* What this task involves:
Output all of the entries below precisely as written.

* Input material:
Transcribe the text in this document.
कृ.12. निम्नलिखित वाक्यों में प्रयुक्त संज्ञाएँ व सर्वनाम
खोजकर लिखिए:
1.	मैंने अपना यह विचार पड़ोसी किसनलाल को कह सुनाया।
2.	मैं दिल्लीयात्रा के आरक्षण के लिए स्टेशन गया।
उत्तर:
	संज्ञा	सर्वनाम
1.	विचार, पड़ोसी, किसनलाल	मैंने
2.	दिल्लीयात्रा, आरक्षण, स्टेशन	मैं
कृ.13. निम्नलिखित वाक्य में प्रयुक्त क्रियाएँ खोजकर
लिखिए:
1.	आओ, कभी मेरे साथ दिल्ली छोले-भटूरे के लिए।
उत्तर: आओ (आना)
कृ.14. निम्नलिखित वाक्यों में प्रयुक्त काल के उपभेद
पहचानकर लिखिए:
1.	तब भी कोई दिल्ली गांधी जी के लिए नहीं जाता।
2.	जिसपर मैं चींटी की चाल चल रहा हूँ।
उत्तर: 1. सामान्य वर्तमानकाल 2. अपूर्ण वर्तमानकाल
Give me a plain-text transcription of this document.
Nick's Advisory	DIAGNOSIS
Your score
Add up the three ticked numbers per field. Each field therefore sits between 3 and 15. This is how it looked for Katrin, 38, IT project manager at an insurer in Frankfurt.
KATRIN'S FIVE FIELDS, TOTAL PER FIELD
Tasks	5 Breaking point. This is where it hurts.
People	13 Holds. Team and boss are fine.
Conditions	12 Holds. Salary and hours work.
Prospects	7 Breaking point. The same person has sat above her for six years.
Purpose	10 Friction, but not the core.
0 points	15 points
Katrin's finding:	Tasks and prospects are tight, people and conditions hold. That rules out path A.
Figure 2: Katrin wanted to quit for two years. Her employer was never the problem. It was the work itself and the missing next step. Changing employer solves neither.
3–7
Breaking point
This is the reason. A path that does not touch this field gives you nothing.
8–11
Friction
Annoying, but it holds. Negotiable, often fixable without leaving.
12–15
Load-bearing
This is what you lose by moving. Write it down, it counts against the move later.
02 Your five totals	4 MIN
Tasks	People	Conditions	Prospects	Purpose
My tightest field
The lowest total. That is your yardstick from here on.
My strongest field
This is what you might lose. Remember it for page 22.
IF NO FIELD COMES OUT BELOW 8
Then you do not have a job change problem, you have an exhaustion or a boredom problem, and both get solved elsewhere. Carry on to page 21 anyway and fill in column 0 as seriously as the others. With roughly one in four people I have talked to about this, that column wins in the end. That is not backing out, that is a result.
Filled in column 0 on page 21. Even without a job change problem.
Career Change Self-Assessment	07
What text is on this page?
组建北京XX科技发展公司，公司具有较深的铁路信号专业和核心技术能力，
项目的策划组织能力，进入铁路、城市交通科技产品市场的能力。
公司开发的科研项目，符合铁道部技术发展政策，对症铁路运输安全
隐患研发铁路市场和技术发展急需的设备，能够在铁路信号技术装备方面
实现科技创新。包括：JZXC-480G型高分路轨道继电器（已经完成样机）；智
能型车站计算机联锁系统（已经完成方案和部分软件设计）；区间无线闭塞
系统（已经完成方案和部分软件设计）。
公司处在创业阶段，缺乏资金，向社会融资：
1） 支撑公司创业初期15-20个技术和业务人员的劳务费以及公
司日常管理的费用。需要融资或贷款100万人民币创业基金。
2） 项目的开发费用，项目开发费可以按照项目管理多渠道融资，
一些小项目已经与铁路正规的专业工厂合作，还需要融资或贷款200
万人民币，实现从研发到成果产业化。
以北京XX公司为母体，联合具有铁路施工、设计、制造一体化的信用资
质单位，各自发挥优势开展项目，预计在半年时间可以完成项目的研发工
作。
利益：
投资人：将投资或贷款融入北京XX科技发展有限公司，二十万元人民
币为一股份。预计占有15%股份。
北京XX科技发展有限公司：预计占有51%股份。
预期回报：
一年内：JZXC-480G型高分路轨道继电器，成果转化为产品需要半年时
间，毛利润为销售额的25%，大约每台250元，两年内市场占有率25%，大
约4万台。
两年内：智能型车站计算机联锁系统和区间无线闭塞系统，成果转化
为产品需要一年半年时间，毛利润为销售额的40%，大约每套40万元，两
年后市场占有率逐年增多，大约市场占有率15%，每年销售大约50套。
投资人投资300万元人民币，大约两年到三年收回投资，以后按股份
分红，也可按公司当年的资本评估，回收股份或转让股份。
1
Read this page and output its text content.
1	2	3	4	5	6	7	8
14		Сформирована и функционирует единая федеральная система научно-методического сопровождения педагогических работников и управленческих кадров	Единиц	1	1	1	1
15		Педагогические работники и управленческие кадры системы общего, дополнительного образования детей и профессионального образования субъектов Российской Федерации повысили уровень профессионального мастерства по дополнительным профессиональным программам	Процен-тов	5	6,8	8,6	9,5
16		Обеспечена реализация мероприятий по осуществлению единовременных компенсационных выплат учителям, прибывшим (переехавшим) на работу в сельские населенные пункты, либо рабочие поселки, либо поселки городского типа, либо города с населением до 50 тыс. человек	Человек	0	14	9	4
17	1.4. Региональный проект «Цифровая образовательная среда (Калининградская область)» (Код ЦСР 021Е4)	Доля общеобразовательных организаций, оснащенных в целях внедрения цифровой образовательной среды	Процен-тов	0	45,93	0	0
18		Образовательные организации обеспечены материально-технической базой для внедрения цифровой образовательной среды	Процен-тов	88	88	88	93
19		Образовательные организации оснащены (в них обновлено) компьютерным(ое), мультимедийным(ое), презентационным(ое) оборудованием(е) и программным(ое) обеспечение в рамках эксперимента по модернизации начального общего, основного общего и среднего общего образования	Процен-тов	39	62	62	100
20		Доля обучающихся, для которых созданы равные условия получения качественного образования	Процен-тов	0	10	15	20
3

* Response to this task:
Transcribe the text in this document.
कृ.12. निम्नलिखित वाक्यों में प्रयुक्त संज्ञाएँ व सर्वनाम
खोजकर लिखिए:
1.	मैंने अपना यह विचार पड़ोसी किसनलाल को कह सुनाया।
2.	मैं दिल्लीयात्रा के आरक्षण के लिए स्टेशन गया।
उत्तर:
	संज्ञा	सर्वनाम
1.	विचार, पड़ोसी, किसनलाल	मैंने
2.	दिल्लीयात्रा, आरक्षण, स्टेशन	मैं
कृ.13. निम्नलिखित वाक्य में प्रयुक्त क्रियाएँ खोजकर
लिखिए:
1.	आओ, कभी मेरे साथ दिल्ली छोले-भटूरे के लिए।
उत्तर: आओ (आना)
कृ.14. निम्नलिखित वाक्यों में प्रयुक्त काल के उपभेद
पहचानकर लिखिए:
1.	तब भी कोई दिल्ली गांधी जी के लिए नहीं जाता।
2.	जिसपर मैं चींटी की चाल चल रहा हूँ।
उत्तर: 1. सामान्य वर्तमानकाल 2. अपूर्ण वर्तमानकाल
Give me a plain-text transcription of this document.
Nick's Advisory	DIAGNOSIS
Your score
Add up the three ticked numbers per field. Each field therefore sits between 3 and 15. This is how it looked for Katrin, 38, IT project manager at an insurer in Frankfurt.
KATRIN'S FIVE FIELDS, TOTAL PER FIELD
Tasks	5 Breaking point. This is where it hurts.
People	13 Holds. Team and boss are fine.
Conditions	12 Holds. Salary and hours work.
Prospects	7 Breaking point. The same person has sat above her for six years.
Purpose	10 Friction, but not the core.
0 points	15 points
Katrin's finding:	Tasks and prospects are tight, people and conditions hold. That rules out path A.
Figure 2: Katrin wanted to quit for two years. Her employer was never the problem. It was the work itself and the missing next step. Changing employer solves neither.
3–7
Breaking point
This is the reason. A path that does not touch this field gives you nothing.
8–11
Friction
Annoying, but it holds. Negotiable, often fixable without leaving.
12–15
Load-bearing
This is what you lose by moving. Write it down, it counts against the move later.
02 Your five totals	4 MIN
Tasks	People	Conditions	Prospects	Purpose
My tightest field
The lowest total. That is your yardstick from here on.
My strongest field
This is what you might lose. Remember it for page 22.
IF NO FIELD COMES OUT BELOW 8
Then you do not have a job change problem, you have an exhaustion or a boredom problem, and both get solved elsewhere. Carry on to page 21 anyway and fill in column 0 as seriously as the others. With roughly one in four people I have talked to about this, that column wins in the end. That is not backing out, that is a result.
Filled in column 0 on page 21. Even without a job change problem.
Career Change Self-Assessment	07
What text is on this page?
组建北京XX科技发展公司，公司具有较深的铁路信号专业和核心技术能力，
项目的策划组织能力，进入铁路、城市交通科技产品市场的能力。
公司开发的科研项目，符合铁道部技术发展政策，对症铁路运输安全
隐患研发铁路市场和技术发展急需的设备，能够在铁路信号技术装备方面
实现科技创新。包括：JZXC-480G型高分路轨道继电器（已经完成样机）；智
能型车站计算机联锁系统（已经完成方案和部分软件设计）；区间无线闭塞
系统（已经完成方案和部分软件设计）。
公司处在创业阶段，缺乏资金，向社会融资：
1） 支撑公司创业初期15-20个技术和业务人员的劳务费以及公
司日常管理的费用。需要融资或贷款100万人民币创业基金。
2） 项目的开发费用，项目开发费可以按照项目管理多渠道融资，
一些小项目已经与铁路正规的专业工厂合作，还需要融资或贷款200
万人民币，实现从研发到成果产业化。
以北京XX公司为母体，联合具有铁路施工、设计、制造一体化的信用资
质单位，各自发挥优势开展项目，预计在半年时间可以完成项目的研发工
作。
利益：
投资人：将投资或贷款融入北京XX科技发展有限公司，二十万元人民
币为一股份。预计占有15%股份。
北京XX科技发展有限公司：预计占有51%股份。
预期回报：
一年内：JZXC-480G型高分路轨道继电器，成果转化为产品需要半年时
间，毛利润为销售额的25%，大约每台250元，两年内市场占有率25%，大
约4万台。
两年内：智能型车站计算机联锁系统和区间无线闭塞系统，成果转化
为产品需要一年半年时间，毛利润为销售额的40%，大约每套40万元，两
年后市场占有率逐年增多，大约市场占有率15%，每年销售大约50套。
投资人投资300万元人民币，大约两年到三年收回投资，以后按股份
分红，也可按公司当年的资本评估，回收股份或转让股份。
1
Read this page and output its text content.
1	2	3	4	5	6	7	8
14		Сформирована и функционирует единая федеральная система научно-методического сопровождения педагогических работников и управленческих кадров	Единиц	1	1	1	1
15		Педагогические работники и управленческие кадры системы общего, дополнительного образования детей и профессионального образования субъектов Российской Федерации повысили уровень профессионального мастерства по дополнительным профессиональным программам	Процен-тов	5	6,8	8,6	9,5
16		Обеспечена реализация мероприятий по осуществлению единовременных компенсационных выплат учителям, прибывшим (переехавшим) на работу в сельские населенные пункты, либо рабочие поселки, либо поселки городского типа, либо города с населением до 50 тыс. человек	Человек	0	14	9	4
17	1.4. Региональный проект «Цифровая образовательная среда (Калининградская область)» (Код ЦСР 021Е4)	Доля общеобразовательных организаций, оснащенных в целях внедрения цифровой образовательной среды	Процен-тов	0	45,93	0	0
18		Образовательные организации обеспечены материально-технической базой для внедрения цифровой образовательной среды	Процен-тов	88	88	88	93
19		Образовательные организации оснащены (в них обновлено) компьютерным(ое), мультимедийным(ое), презентационным(ое) оборудованием(е) и программным(ое) обеспечение в рамках эксперимента по модернизации начального общего, основного общего и среднего общего образования	Процен-тов	39	62	62	100
20		Доля обучающихся, для которых созданы равные условия получения качественного образования	Процен-тов	0	10	15	20
3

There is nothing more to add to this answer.